*ASSIGNMENT*
The entries are given below. Output each one unchanged.

*TASK INPUTS*
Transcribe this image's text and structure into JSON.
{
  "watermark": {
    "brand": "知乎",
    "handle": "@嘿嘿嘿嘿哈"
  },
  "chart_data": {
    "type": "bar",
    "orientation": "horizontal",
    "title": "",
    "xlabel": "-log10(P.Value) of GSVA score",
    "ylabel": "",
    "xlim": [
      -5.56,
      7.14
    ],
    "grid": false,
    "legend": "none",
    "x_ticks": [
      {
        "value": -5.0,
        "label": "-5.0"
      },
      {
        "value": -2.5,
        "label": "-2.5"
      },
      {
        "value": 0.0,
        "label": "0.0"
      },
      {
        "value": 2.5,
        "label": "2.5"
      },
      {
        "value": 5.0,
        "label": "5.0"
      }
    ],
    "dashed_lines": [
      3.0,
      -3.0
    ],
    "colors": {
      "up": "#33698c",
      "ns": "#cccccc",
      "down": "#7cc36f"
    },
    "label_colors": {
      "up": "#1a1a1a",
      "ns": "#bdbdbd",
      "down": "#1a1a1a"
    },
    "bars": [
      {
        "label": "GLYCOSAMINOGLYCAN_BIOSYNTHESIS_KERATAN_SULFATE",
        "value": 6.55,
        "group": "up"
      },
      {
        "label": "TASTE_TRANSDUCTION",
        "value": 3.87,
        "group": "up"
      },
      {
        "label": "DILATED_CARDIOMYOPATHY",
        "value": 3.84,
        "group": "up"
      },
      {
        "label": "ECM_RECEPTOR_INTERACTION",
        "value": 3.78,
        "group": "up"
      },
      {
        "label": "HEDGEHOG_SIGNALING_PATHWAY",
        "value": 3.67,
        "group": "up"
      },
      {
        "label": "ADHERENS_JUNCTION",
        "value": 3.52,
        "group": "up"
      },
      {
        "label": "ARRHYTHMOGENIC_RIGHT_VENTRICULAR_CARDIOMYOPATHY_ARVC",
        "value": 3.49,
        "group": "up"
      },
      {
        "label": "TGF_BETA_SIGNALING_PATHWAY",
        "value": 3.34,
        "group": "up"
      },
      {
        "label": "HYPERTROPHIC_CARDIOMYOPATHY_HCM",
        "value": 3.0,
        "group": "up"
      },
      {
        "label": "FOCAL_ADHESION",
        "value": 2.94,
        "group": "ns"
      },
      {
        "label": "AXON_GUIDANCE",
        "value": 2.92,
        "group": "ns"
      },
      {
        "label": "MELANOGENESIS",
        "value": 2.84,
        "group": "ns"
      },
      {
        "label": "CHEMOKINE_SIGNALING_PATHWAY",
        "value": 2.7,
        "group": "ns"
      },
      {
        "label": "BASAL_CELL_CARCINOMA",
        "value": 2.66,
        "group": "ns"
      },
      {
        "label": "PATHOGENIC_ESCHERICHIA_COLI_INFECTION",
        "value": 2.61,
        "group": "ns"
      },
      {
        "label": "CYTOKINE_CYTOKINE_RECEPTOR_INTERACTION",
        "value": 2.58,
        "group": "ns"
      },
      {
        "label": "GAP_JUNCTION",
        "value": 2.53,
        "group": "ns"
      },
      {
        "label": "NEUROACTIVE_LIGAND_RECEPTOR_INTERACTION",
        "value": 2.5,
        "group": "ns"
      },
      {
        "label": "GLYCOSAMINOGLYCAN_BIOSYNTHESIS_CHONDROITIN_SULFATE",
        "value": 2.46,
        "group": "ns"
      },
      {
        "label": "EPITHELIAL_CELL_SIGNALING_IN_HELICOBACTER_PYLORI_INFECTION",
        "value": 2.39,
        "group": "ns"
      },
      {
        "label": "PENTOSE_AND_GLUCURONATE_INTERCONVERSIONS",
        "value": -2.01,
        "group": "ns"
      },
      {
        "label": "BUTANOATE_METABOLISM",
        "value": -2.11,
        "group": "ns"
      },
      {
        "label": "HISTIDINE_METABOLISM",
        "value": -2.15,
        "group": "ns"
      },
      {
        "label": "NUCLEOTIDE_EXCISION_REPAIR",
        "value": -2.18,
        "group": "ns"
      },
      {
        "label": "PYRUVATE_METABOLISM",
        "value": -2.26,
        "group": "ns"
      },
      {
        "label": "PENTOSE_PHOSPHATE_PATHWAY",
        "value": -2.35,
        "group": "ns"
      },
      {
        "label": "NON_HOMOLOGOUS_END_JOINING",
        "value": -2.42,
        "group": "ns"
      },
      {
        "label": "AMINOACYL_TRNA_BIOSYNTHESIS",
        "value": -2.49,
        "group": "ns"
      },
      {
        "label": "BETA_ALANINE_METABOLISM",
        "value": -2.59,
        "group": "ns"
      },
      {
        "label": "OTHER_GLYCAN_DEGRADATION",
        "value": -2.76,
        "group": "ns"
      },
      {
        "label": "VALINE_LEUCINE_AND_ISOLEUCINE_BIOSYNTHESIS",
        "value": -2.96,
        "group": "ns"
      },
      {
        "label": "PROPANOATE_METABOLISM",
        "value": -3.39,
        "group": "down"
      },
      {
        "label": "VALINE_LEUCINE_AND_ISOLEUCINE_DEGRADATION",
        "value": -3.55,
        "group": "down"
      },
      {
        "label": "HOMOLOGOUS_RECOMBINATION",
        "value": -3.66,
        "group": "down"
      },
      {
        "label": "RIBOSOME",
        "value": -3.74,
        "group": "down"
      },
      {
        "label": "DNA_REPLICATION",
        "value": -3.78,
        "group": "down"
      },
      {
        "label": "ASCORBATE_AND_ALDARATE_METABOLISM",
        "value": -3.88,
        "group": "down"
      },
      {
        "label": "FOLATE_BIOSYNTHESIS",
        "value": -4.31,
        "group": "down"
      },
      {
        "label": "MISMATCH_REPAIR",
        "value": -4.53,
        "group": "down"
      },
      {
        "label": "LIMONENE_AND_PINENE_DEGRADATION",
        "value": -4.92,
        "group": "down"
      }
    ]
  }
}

*ANSWER FOR THE TASK*
Transcribe this image's text and structure into JSON.
{
  "watermark": {
    "brand": "知乎",
    "handle": "@嘿嘿嘿嘿哈"
  },
  "chart_data": {
    "type": "bar",
    "orientation": "horizontal",
    "title": "",
    "xlabel": "-log10(P.Value) of GSVA score",
    "ylabel": "",
    "xlim": [
      -5.56,
      7.14
    ],
    "grid": false,
    "legend": "none",
    "x_ticks": [
      {
        "value": -5.0,
        "label": "-5.0"
      },
      {
        "value": -2.5,
        "label": "-2.5"
      },
      {
        "value": 0.0,
        "label": "0.0"
      },
      {
        "value": 2.5,
        "label": "2.5"
      },
      {
        "value": 5.0,
        "label": "5.0"
      }
    ],
    "dashed_lines": [
      3.0,
      -3.0
    ],
    "colors": {
      "up": "#33698c",
      "ns": "#cccccc",
      "down": "#7cc36f"
    },
    "label_colors": {
      "up": "#1a1a1a",
      "ns": "#bdbdbd",
      "down": "#1a1a1a"
    },
    "bars": [
      {
        "label": "GLYCOSAMINOGLYCAN_BIOSYNTHESIS_KERATAN_SULFATE",
        "value": 6.55,
        "group": "up"
      },
      {
        "label": "TASTE_TRANSDUCTION",
        "value": 3.87,
        "group": "up"
      },
      {
        "label": "DILATED_CARDIOMYOPATHY",
        "value": 3.84,
        "group": "up"
      },
      {
        "label": "ECM_RECEPTOR_INTERACTION",
        "value": 3.78,
        "group": "up"
      },
      {
        "label": "HEDGEHOG_SIGNALING_PATHWAY",
        "value": 3.67,
        "group": "up"
      },
      {
        "label": "ADHERENS_JUNCTION",
        "value": 3.52,
        "group": "up"
      },
      {
        "label": "ARRHYTHMOGENIC_RIGHT_VENTRICULAR_CARDIOMYOPATHY_ARVC",
        "value": 3.49,
        "group": "up"
      },
      {
        "label": "TGF_BETA_SIGNALING_PATHWAY",
        "value": 3.34,
        "group": "up"
      },
      {
        "label": "HYPERTROPHIC_CARDIOMYOPATHY_HCM",
        "value": 3.0,
        "group": "up"
      },
      {
        "label": "FOCAL_ADHESION",
        "value": 2.94,
        "group": "ns"
      },
      {
        "label": "AXON_GUIDANCE",
        "value": 2.92,
        "group": "ns"
      },
      {
        "label": "MELANOGENESIS",
        "value": 2.84,
        "group": "ns"
      },
      {
        "label": "CHEMOKINE_SIGNALING_PATHWAY",
        "value": 2.7,
        "group": "ns"
      },
      {
        "label": "BASAL_CELL_CARCINOMA",
        "value": 2.66,
        "group": "ns"
      },
      {
        "label": "PATHOGENIC_ESCHERICHIA_COLI_INFECTION",
        "value": 2.61,
        "group": "ns"
      },
      {
        "label": "CYTOKINE_CYTOKINE_RECEPTOR_INTERACTION",
        "value": 2.58,
        "group": "ns"
      },
      {
        "label": "GAP_JUNCTION",
        "value": 2.53,
        "group": "ns"
      },
      {
        "label": "NEUROACTIVE_LIGAND_RECEPTOR_INTERACTION",
        "value": 2.5,
        "group": "ns"
      },
      {
        "label": "GLYCOSAMINOGLYCAN_BIOSYNTHESIS_CHONDROITIN_SULFATE",
        "value": 2.46,
        "group": "ns"
      },
      {
        "label": "EPITHELIAL_CELL_SIGNALING_IN_HELICOBACTER_PYLORI_INFECTION",
        "value": 2.39,
        "group": "ns"
      },
      {
        "label": "PENTOSE_AND_GLUCURONATE_INTERCONVERSIONS",
        "value": -2.01,
        "group": "ns"
      },
      {
        "label": "BUTANOATE_METABOLISM",
        "value": -2.11,
        "group": "ns"
      },
      {
        "label": "HISTIDINE_METABOLISM",
        "value": -2.15,
        "group": "ns"
      },
      {
        "label": "NUCLEOTIDE_EXCISION_REPAIR",
        "value": -2.18,
        "group": "ns"
      },
      {
        "label": "PYRUVATE_METABOLISM",
        "value": -2.26,
        "group": "ns"
      },
      {
        "label": "PENTOSE_PHOSPHATE_PATHWAY",
        "value": -2.35,
        "group": "ns"
      },
      {
        "label": "NON_HOMOLOGOUS_END_JOINING",
        "value": -2.42,
        "group": "ns"
      },
      {
        "label": "AMINOACYL_TRNA_BIOSYNTHESIS",
        "value": -2.49,
        "group": "ns"
      },
      {
        "label": "BETA_ALANINE_METABOLISM",
        "value": -2.59,
        "group": "ns"
      },
      {
        "label": "OTHER_GLYCAN_DEGRADATION",
        "value": -2.76,
        "group": "ns"
      },
      {
        "label": "VALINE_LEUCINE_AND_ISOLEUCINE_BIOSYNTHESIS",
        "value": -2.96,
        "group": "ns"
      },
      {
        "label": "PROPANOATE_METABOLISM",
        "value": -3.39,
        "group": "down"
      },
      {
        "label": "VALINE_LEUCINE_AND_ISOLEUCINE_DEGRADATION",
        "value": -3.55,
        "group": "down"
      },
      {
        "label": "HOMOLOGOUS_RECOMBINATION",
        "value": -3.66,
        "group": "down"
      },
      {
        "label": "RIBOSOME",
        "value": -3.74,
        "group": "down"
      },
      {
        "label": "DNA_REPLICATION",
        "value": -3.78,
        "group": "down"
      },
      {
        "label": "ASCORBATE_AND_ALDARATE_METABOLISM",
        "value": -3.88,
        "group": "down"
      },
      {
        "label": "FOLATE_BIOSYNTHESIS",
        "value": -4.31,
        "group": "down"
      },
      {
        "label": "MISMATCH_REPAIR",
        "value": -4.53,
        "group": "down"
      },
      {
        "label": "LIMONENE_AND_PINENE_DEGRADATION",
        "value": -4.92,
        "group": "down"
      }
    ]
  }
}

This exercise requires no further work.